[Items listed in a dataset]
## Start
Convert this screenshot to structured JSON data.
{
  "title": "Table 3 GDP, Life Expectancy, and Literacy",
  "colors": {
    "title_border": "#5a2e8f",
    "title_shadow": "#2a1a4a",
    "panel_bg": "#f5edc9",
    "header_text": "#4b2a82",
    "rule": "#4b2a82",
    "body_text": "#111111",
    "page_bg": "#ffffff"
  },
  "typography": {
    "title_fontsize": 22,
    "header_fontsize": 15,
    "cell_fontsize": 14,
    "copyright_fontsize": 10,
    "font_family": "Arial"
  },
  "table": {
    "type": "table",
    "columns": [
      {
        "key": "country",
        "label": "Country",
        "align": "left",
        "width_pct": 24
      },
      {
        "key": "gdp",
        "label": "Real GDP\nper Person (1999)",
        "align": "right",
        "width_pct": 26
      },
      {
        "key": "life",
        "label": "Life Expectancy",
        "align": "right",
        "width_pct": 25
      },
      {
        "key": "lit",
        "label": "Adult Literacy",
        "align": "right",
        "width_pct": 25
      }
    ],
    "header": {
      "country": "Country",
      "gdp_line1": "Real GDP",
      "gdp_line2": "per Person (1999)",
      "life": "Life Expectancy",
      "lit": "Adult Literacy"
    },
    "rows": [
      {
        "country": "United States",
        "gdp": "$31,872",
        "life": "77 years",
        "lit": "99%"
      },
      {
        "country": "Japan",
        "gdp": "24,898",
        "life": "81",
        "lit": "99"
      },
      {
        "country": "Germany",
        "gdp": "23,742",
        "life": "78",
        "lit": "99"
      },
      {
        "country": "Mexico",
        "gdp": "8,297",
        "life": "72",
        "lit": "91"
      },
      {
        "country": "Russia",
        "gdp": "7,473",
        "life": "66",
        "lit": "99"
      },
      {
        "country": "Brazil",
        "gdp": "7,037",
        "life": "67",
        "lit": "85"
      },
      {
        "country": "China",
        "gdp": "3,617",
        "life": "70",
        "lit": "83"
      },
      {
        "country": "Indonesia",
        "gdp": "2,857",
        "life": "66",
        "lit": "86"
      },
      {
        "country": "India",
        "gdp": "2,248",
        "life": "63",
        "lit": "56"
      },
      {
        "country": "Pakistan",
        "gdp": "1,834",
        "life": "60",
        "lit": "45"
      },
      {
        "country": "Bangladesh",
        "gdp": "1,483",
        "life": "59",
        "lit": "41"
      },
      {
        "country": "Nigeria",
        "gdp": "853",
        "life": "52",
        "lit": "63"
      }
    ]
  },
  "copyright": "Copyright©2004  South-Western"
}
## End
[Set task]
From the records above, extract everything verbatim.

[Expected answer]
Convert this screenshot to structured JSON data.
{
  "title": "Table 3 GDP, Life Expectancy, and Literacy",
  "colors": {
    "title_border": "#5a2e8f",
    "title_shadow": "#2a1a4a",
    "panel_bg": "#f5edc9",
    "header_text": "#4b2a82",
    "rule": "#4b2a82",
    "body_text": "#111111",
    "page_bg": "#ffffff"
  },
  "typography": {
    "title_fontsize": 22,
    "header_fontsize": 15,
    "cell_fontsize": 14,
    "copyright_fontsize": 10,
    "font_family": "Arial"
  },
  "table": {
    "type": "table",
    "columns": [
      {
        "key": "country",
        "label": "Country",
        "align": "left",
        "width_pct": 24
      },
      {
        "key": "gdp",
        "label": "Real GDP\nper Person (1999)",
        "align": "right",
        "width_pct": 26
      },
      {
        "key": "life",
        "label": "Life Expectancy",
        "align": "right",
        "width_pct": 25
      },
      {
        "key": "lit",
        "label": "Adult Literacy",
        "align": "right",
        "width_pct": 25
      }
    ],
    "header": {
      "country": "Country",
      "gdp_line1": "Real GDP",
      "gdp_line2": "per Person (1999)",
      "life": "Life Expectancy",
      "lit": "Adult Literacy"
    },
    "rows": [
      {
        "country": "United States",
        "gdp": "$31,872",
        "life": "77 years",
        "lit": "99%"
      },
      {
        "country": "Japan",
        "gdp": "24,898",
        "life": "81",
        "lit": "99"
      },
      {
        "country": "Germany",
        "gdp": "23,742",
        "life": "78",
        "lit": "99"
      },
      {
        "country": "Mexico",
        "gdp": "8,297",
        "life": "72",
        "lit": "91"
      },
      {
        "country": "Russia",
        "gdp": "7,473",
        "life": "66",
        "lit": "99"
      },
      {
        "country": "Brazil",
        "gdp": "7,037",
        "life": "67",
        "lit": "85"
      },
      {
        "country": "China",
        "gdp": "3,617",
        "life": "70",
        "lit": "83"
      },
      {
        "country": "Indonesia",
        "gdp": "2,857",
        "life": "66",
        "lit": "86"
      },
      {
        "country": "India",
        "gdp": "2,248",
        "life": "63",
        "lit": "56"
      },
      {
        "country": "Pakistan",
        "gdp": "1,834",
        "life": "60",
        "lit": "45"
      },
      {
        "country": "Bangladesh",
        "gdp": "1,483",
        "life": "59",
        "lit": "41"
      },
      {
        "country": "Nigeria",
        "gdp": "853",
        "life": "52",
        "lit": "63"
      }
    ]
  },
  "copyright": "Copyright©2004  South-Western"
}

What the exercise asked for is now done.